* **Soal Latihan**:
(1) Jawablah pertanyaan berikut berdasarkan teks tentang Piala Dunia U-20.
(a) Apa alasan Ganjar Pranowo menolak keikutsertaan Israel?
(b) Selain menjadi kota penyelenggara pertandingan, Bali sedianya menjadi tempat apa?
(c) Negara mana yang didiskualifikasi FIFA dari Kualifikasi Piala Dunia 2022 Qatar?
(2) Tentukan apakah setiap pernyataan berikut sesuai dengan teks tentang Piala Dunia U-20. Sertakan kutipan teks yang menjadi dasar jawaban.
(a) I Wayan Koster adalah kader PDI Perjuangan.
(b) Penolakan terhadap Israel diterima semua pihak tanpa perdebatan.
(c) Piala Dunia U-20 akan digelar di Qatar.
(3) Lanjutkan teks tentang Piala Dunia U-20 mulai dari kalimat terakhirnya.

* **Teks Bacaan**:
● ● ● ● ●

Piala Dunia U-20 Gagal Karena Intervensi Politik
SEPAK bola dan politik semestinya berada dalam lapangan yang terpisah. Janganlah dipersatukan. Sepak bola harus steril dari politik dan intervensi kekuasaan. Begitu pun politik, jangan mendompleng panggung besar nan mentereng dunia sepak bola. Namun, realitasnya selalu jauh dari ideal. Politik kerap mengintervensi sepak bola dan menjadikannya ajang pertaruhan bagi berbagai kelompok kepentingan.
Akibatnya, urusan sepak bola selalu runyam ketika berkelindan dengan politik. Seperti nasib gelaran Piala Dunia U-20 yang bakal dihelat di Indonesia tahun ini, kini terancam gagal karena intervensi politik. Musababnya, sejumlah daerah yang ditunjuk sebagai tempat pertandingan menolak kedatangan tim Israel.
Gubernur Jawa Tengah Ganjar Pranowo menyatakan penolakannya terhadap keikutsertaan Israel. Alasannya, untuk meneguhkan komitmen Presiden pertama RI Soekarno dalam mendukung kemerdekaan Palestina. Penolakan terhadap Israel juga disampaikan kader PDI Perjuangan lainnya yang kini menjabat Gubernur Bali, I Wayan Koster. Selain menjadi kota penyelenggara pertandingan, Bali sedianya juga menjadi tempat pengundian Piala Dunia U-20 pada Jumat, 31 Maret nanti.
Penolakan ini langsung menuai pro dan kontra. Banyak pihak menolak kehadiran Israel karena kejahatan perangnya di Palestina, serupa dengan Rusia yang didiskualifikasi oleh FIFA dari Kualifikasi Piala Dunia 2022 Qatar lalu. Di lain pihak, gencarnya penolakan terhadap Israel belakangan ini dinilai sebagai sikap yang terlambat dan cenderung punya tendensi politik.

● ● ● ● ●

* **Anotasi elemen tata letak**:

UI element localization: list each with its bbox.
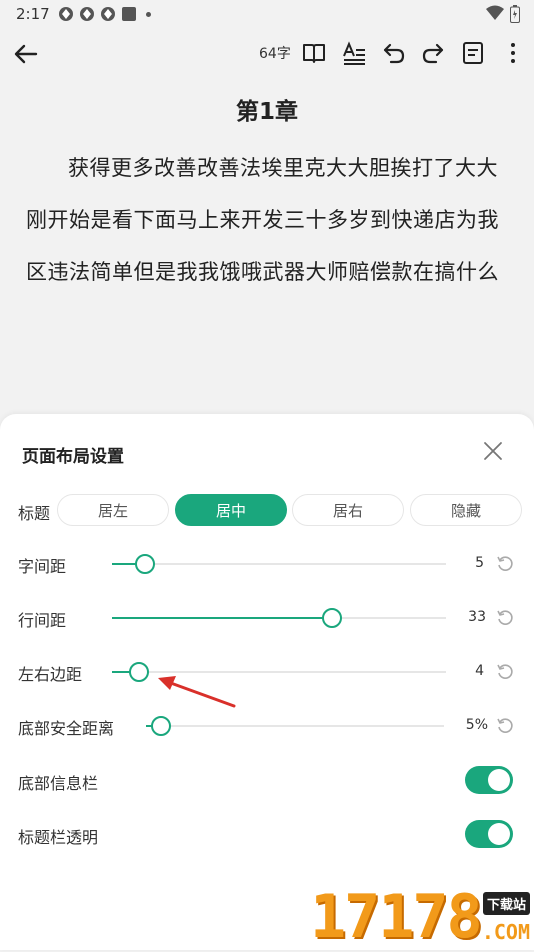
notification-icons: [58, 6, 151, 22]
panel-title: 页面布局设置: [22, 447, 124, 467]
title-bar-transparent-row: 标题栏透明: [0, 820, 534, 850]
bottom-safe-distance-label: 底部安全距离: [18, 719, 115, 738]
status-bar: 2:17: [0, 0, 534, 28]
slider-handle[interactable]: [135, 554, 156, 574]
notification-app-icon: [101, 7, 115, 21]
watermark-domain: .COM: [481, 920, 530, 944]
reset-icon[interactable]: [496, 555, 514, 573]
title-alignment-row: 标题 居左 居中 居右 隐藏: [0, 494, 534, 528]
line-spacing-label: 行间距: [18, 611, 67, 630]
slider-handle[interactable]: [128, 662, 149, 682]
side-margin-label: 左右边距: [18, 665, 83, 684]
redo-icon[interactable]: [420, 40, 446, 66]
align-right-option[interactable]: 居右: [292, 494, 404, 526]
undo-icon[interactable]: [381, 40, 407, 66]
slider-handle[interactable]: [322, 608, 343, 628]
slider-handle[interactable]: [150, 716, 171, 736]
bottom-safe-distance-row: 底部安全距离 5%: [0, 714, 534, 738]
close-icon[interactable]: [482, 440, 504, 462]
chapter-text[interactable]: 获得更多改善改善法埃里克大大胆挨打了大大刚开始是看下面马上来开发三十多岁到快递店…: [26, 142, 508, 298]
wifi-icon: [486, 5, 504, 20]
hide-title-option[interactable]: 隐藏: [410, 494, 522, 526]
line-spacing-row: 行间距 33: [0, 606, 534, 630]
bottom-safe-distance-slider[interactable]: [146, 716, 444, 736]
reset-icon[interactable]: [496, 717, 514, 735]
chapter-list-icon[interactable]: [460, 40, 486, 66]
align-left-option[interactable]: 居左: [57, 494, 169, 526]
bottom-info-bar-toggle[interactable]: [465, 766, 513, 794]
title-bar-transparent-toggle[interactable]: [465, 820, 513, 848]
notification-app-icon: [59, 7, 73, 21]
letter-spacing-label: 字间距: [18, 557, 67, 576]
bottom-info-bar-label: 底部信息栏: [18, 774, 99, 793]
line-spacing-slider[interactable]: [112, 608, 446, 628]
text-format-icon[interactable]: [341, 40, 367, 66]
align-center-option[interactable]: 居中: [175, 494, 287, 526]
slider-fill: [112, 617, 333, 619]
toggle-thumb: [488, 823, 510, 845]
bottom-info-bar-row: 底部信息栏: [0, 766, 534, 796]
watermark-number: 17178: [310, 882, 483, 952]
more-notifications-dot: [146, 11, 151, 17]
reader-content: 第1章 获得更多改善改善法埃里克大大胆挨打了大大刚开始是看下面马上来开发三十多岁…: [0, 80, 534, 298]
battery-icon: [510, 5, 520, 23]
side-margin-value: 4: [475, 663, 484, 679]
toggle-thumb: [488, 769, 510, 791]
notification-square-icon: [122, 7, 136, 21]
word-count: 64字: [259, 46, 291, 62]
layout-settings-panel: 页面布局设置 标题 居左 居中 居右 隐藏 字间距 5 行间距 33 左右边距: [0, 414, 534, 950]
reset-icon[interactable]: [496, 609, 514, 627]
book-icon[interactable]: [301, 40, 327, 66]
line-spacing-value: 33: [468, 609, 486, 625]
title-alignment-label: 标题: [18, 504, 51, 523]
letter-spacing-slider[interactable]: [112, 554, 446, 574]
back-arrow-icon[interactable]: [12, 40, 40, 68]
watermark-tag: 下载站: [482, 892, 530, 915]
title-bar-transparent-label: 标题栏透明: [18, 828, 99, 847]
annotation-arrow: [158, 676, 236, 708]
bottom-safe-distance-value: 5%: [465, 717, 488, 733]
notification-app-icon: [80, 7, 94, 21]
status-time: 2:17: [16, 5, 50, 23]
chapter-title: 第1章: [235, 99, 298, 125]
reader-toolbar: 64字: [0, 30, 534, 76]
more-options-icon[interactable]: [500, 40, 526, 66]
side-margin-row: 左右边距 4: [0, 660, 534, 684]
reset-icon[interactable]: [496, 663, 514, 681]
site-watermark: 17178 下载站 .COM: [310, 880, 534, 952]
letter-spacing-value: 5: [475, 555, 484, 571]
letter-spacing-row: 字间距 5: [0, 552, 534, 576]
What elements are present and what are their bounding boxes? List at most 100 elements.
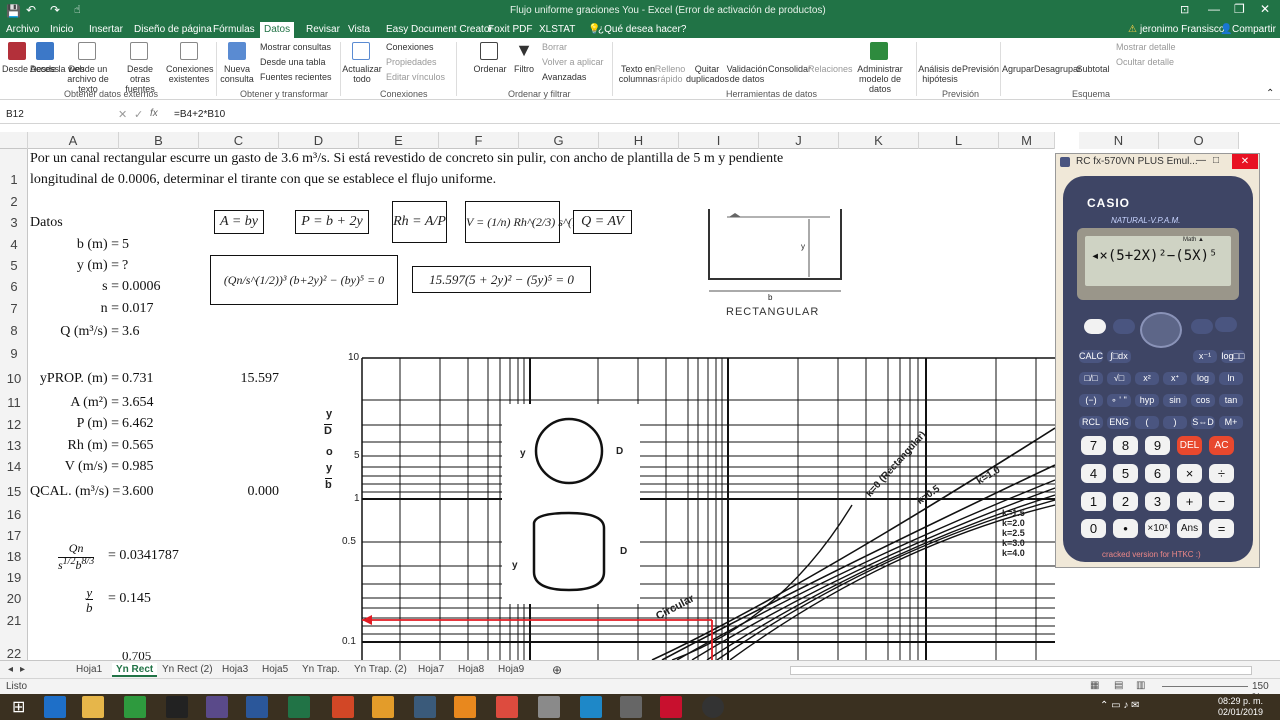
cell-yprop-label[interactable]: yPROP. (m) =	[30, 370, 119, 388]
key-2[interactable]: 2	[1113, 492, 1138, 511]
media-icon[interactable]	[166, 696, 188, 718]
relleno-rapido-button[interactable]: Relleno rápido	[654, 64, 686, 84]
formula-flow[interactable]: Q = AV	[573, 210, 632, 234]
row-header[interactable]: 20	[0, 591, 28, 606]
channel-diagram[interactable]	[705, 205, 845, 320]
editar-vinculos-button[interactable]: Editar vínculos	[386, 72, 445, 82]
cell-b-label[interactable]: b (m) =	[30, 236, 119, 254]
key-0[interactable]: 0	[1081, 519, 1106, 538]
sheet-tab[interactable]: Hoja8	[458, 663, 484, 677]
row-header[interactable]: 6	[0, 279, 28, 294]
relaciones-button[interactable]: Relaciones	[808, 64, 853, 74]
key-6[interactable]: 6	[1145, 464, 1170, 483]
calc-fn-key[interactable]: ∘ ' ''	[1107, 394, 1131, 407]
excel-icon[interactable]	[288, 696, 310, 718]
ordenar-button[interactable]: Ordenar	[470, 64, 510, 74]
scroll-left-icon[interactable]: ◂	[8, 663, 13, 677]
avanzadas-button[interactable]: Avanzadas	[542, 72, 586, 82]
row-header[interactable]: 11	[0, 395, 28, 410]
row-header[interactable]: 1	[0, 172, 28, 187]
cell-ratio-fraction[interactable]: Qn s1/2b8/3	[58, 541, 95, 572]
row-header[interactable]: 18	[0, 549, 28, 564]
tab-inicio[interactable]: Inicio	[50, 22, 73, 38]
key-3[interactable]: 3	[1145, 492, 1170, 511]
administrar-modelo-button[interactable]: Administrar modelo de datos	[848, 64, 912, 94]
save-icon[interactable]: 💾	[6, 4, 21, 18]
row-header[interactable]: 7	[0, 301, 28, 316]
key-del[interactable]: DEL	[1177, 436, 1202, 455]
mostrar-detalle-button[interactable]: Mostrar detalle	[1116, 42, 1176, 52]
calculator-titlebar[interactable]: RC fx-570VN PLUS Emul... — □ ✕	[1056, 154, 1259, 170]
col-header[interactable]: L	[919, 132, 999, 149]
formula-velocity[interactable]: V = (1/n) Rh^(2/3) s^(1/2)	[465, 201, 591, 243]
file-explorer-icon[interactable]	[82, 696, 104, 718]
key-ac[interactable]: AC	[1209, 436, 1234, 455]
agrupar-button[interactable]: Agrupar	[1000, 64, 1036, 74]
cell-y-label[interactable]: y (m) =	[30, 257, 119, 275]
calc-fn-key[interactable]: sin	[1163, 394, 1187, 407]
cell-qcal-label[interactable]: QCAL. (m³/s) =	[30, 483, 120, 501]
col-header[interactable]: J	[759, 132, 839, 149]
app-icon[interactable]	[620, 696, 642, 718]
desde-access-button[interactable]: Desde Access	[2, 64, 59, 74]
key-ans[interactable]: Ans	[1177, 519, 1202, 538]
page-break-icon[interactable]: ▥	[1136, 680, 1145, 691]
pdf-icon[interactable]	[580, 696, 602, 718]
problem-line-2[interactable]: longitudinal de 0.0006, determinar el ti…	[30, 171, 496, 189]
cell-c10[interactable]: 15.597	[199, 370, 280, 388]
cell-r18-value[interactable]: = 0.0341787	[108, 547, 179, 565]
cell-v-value[interactable]: 0.985	[122, 458, 154, 476]
row-header[interactable]: 22	[0, 646, 28, 661]
calc-fn-key[interactable]: hyp	[1135, 394, 1159, 407]
mode-key[interactable]	[1191, 319, 1213, 334]
col-header[interactable]: F	[439, 132, 519, 149]
redo-icon[interactable]: ↷	[50, 3, 60, 17]
col-header[interactable]: B	[119, 132, 199, 149]
ribbon-options-icon[interactable]: ⊡	[1180, 3, 1189, 16]
row-header[interactable]: 2	[0, 194, 28, 209]
desagrupar-button[interactable]: Desagrupar	[1034, 64, 1081, 74]
key-1[interactable]: 1	[1081, 492, 1106, 511]
clock-date[interactable]: 02/01/2019	[1218, 707, 1263, 717]
app-icon[interactable]	[414, 696, 436, 718]
key-5[interactable]: 5	[1113, 464, 1138, 483]
key-8[interactable]: 8	[1113, 436, 1138, 455]
key-dot[interactable]: •	[1113, 519, 1138, 538]
quitar-duplicados-button[interactable]: Quitar duplicados	[686, 64, 729, 84]
formula-perimeter[interactable]: P = b + 2y	[295, 210, 369, 234]
collapse-ribbon-icon[interactable]: ⌃	[1266, 88, 1274, 99]
obs-icon[interactable]	[702, 696, 724, 718]
powerpoint-icon[interactable]	[332, 696, 354, 718]
calculator-window[interactable]: RC fx-570VN PLUS Emul... — □ ✕ CASIO NAT…	[1055, 153, 1260, 568]
cell-y-value[interactable]: ?	[122, 257, 128, 275]
sheet-tab[interactable]: Yn Trap.	[302, 663, 340, 677]
fuentes-recientes-button[interactable]: Fuentes recientes	[260, 72, 332, 82]
calc-fn-key[interactable]: )	[1163, 416, 1187, 429]
col-header[interactable]: E	[359, 132, 439, 149]
cell-yb-fraction[interactable]: yb	[86, 585, 93, 615]
key-divide[interactable]: ÷	[1209, 464, 1234, 483]
cell-a-label[interactable]: A (m²) =	[30, 394, 119, 412]
cell-rh-label[interactable]: Rh (m) =	[30, 437, 119, 455]
col-header[interactable]: H	[599, 132, 679, 149]
add-sheet-icon[interactable]: ⊕	[552, 663, 562, 677]
calc-fn-key[interactable]: log□□	[1221, 350, 1245, 363]
tab-foxit[interactable]: Foxit PDF	[488, 22, 532, 38]
row-header[interactable]: 9	[0, 346, 28, 361]
acrobat-icon[interactable]	[660, 696, 682, 718]
col-header[interactable]: N	[1079, 132, 1159, 149]
cell-c15[interactable]: 0.000	[199, 483, 280, 501]
calc-fn-key[interactable]: √□	[1107, 372, 1131, 385]
filtro-button[interactable]: Filtro	[510, 64, 538, 74]
insert-function-icon[interactable]: fx	[150, 108, 158, 119]
key-4[interactable]: 4	[1081, 464, 1106, 483]
cell-s-label[interactable]: s =	[30, 278, 119, 296]
cell-p-value[interactable]: 6.462	[122, 415, 154, 433]
row-header[interactable]: 5	[0, 258, 28, 273]
edge-icon[interactable]	[44, 696, 66, 718]
vlc-icon[interactable]	[454, 696, 476, 718]
app-icon[interactable]	[372, 696, 394, 718]
user-name[interactable]: jeronimo Fransisco	[1140, 22, 1224, 38]
row-header[interactable]: 13	[0, 438, 28, 453]
sheet-tab[interactable]: Yn Rect (2)	[162, 663, 213, 677]
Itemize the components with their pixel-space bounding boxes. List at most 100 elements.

● ● ● ● ●

* **Kunci Jawaban**:
(1)
(a) Untuk meneguhkan komitmen Presiden pertama RI Soekarno dalam mendukung kemerdekaan Palestina.
(b) Tempat pengundian Piala Dunia U-20 pada Jumat, 31 Maret.
(c) Rusia.

(2)
(a) Ya: "Penolakan terhadap Israel juga disampaikan kader PDI Perjuangan lainnya yang kini menjabat Gubernur Bali, I Wayan Koster."
(b) Tidak: "Penolakan ini langsung menuai pro dan kontra."
(c) Tidak: "Seperti nasib gelaran Piala Dunia U-20 yang bakal dihelat di Indonesia tahun ini, kini terancam gagal karena intervensi politik."

(3)
Sikap yang terkait erat dengan agenda kontestasi demokrasi di dalam negeri, Pemilu 2024. Israel sejatinya lolos ke Piala Dunia U-20 pada akhir Juni 2022. Akan tetapi, penolakan di Indonesia baru santer pada Maret ini atau berselang hampir satu tahun. Penolakan itu pun langsung direspons FIFA dengan membatalkan agenda drawing di Bali. Bagi FIFA, penolakan terhadap tim Israel sama dengan membatalkan garansi penyelenggaraan yang telah dikeluarkan Pemerintah Provinsi Bali. Sikap FIFA ini dimaknai sebagai sinyal ketidakpastian nasib gelaran Piala Dunia U-20 di Indonesia pada 20 Mei-11 Juni.
Bahkan, PSSI khawatir dampaknya tidak hanya sampai pada pembatalan perhelatan itu di Tanah Air, tetapi juga pengucilan sepak bola Indonesia di level internasional. Jika PSSI dibekukan FIFA, kegiatan yang berhubungan dengan kalender FIFA tidak bisa diikuti Indonesia. Potensi kehilangan perputaran ekonomi hampir Rp10 triliun. Persoalan pelik ini harus segera dicarikan jalan keluarnya. Ketua Umum PSSI Erick Thohir dituntut bergerak cepat untuk mencarikan solusi maupun lokasi alternatif.
Tidak hanya kepada para pemangku kepentingan di dalam negeri, Erick harus pula meyakinkan dan membujuk FIFA bahwa keikutsertaan Israel mampu dijamin di negeri ini. Momen ini sekaligus bisa menjadi momentum bagi Indonesia untuk memberikan contoh bagaimana semestinya sepak bola steril dari politik. Contoh yang bahkan tidak bisa diberikan oleh FIFA sekalipun, salah satunya ketika mereka mencoret Rusia dari kualifikasi Piala Dunia gegara menginvasi Ukraina. Sebagai Ketua Panitia Lokal Piala Dunia U-20, Erick didesak mampu menjamin dukungan pemerintah.
Demikian juga soal penerimaan publik dan keamanan peserta, termasuk Israel di dalamnya. Pencinta sepak bola Tanah Air menuntut pengurus PSSI yang belum seumur jagung terbentuk ini mampu menjalankan estafet agenda Piala Dunia U-20. Jangan ada kata gagal bagi Piala Dunia U-20 yang tinggal 54 hari lagi bergulir. Jika gagal, jika FIFA menarik kepercayaan kepada Indonesia sebagai tuan rumah, itulah awal dari bencana besar bagi persepakbolaan nasional. (**)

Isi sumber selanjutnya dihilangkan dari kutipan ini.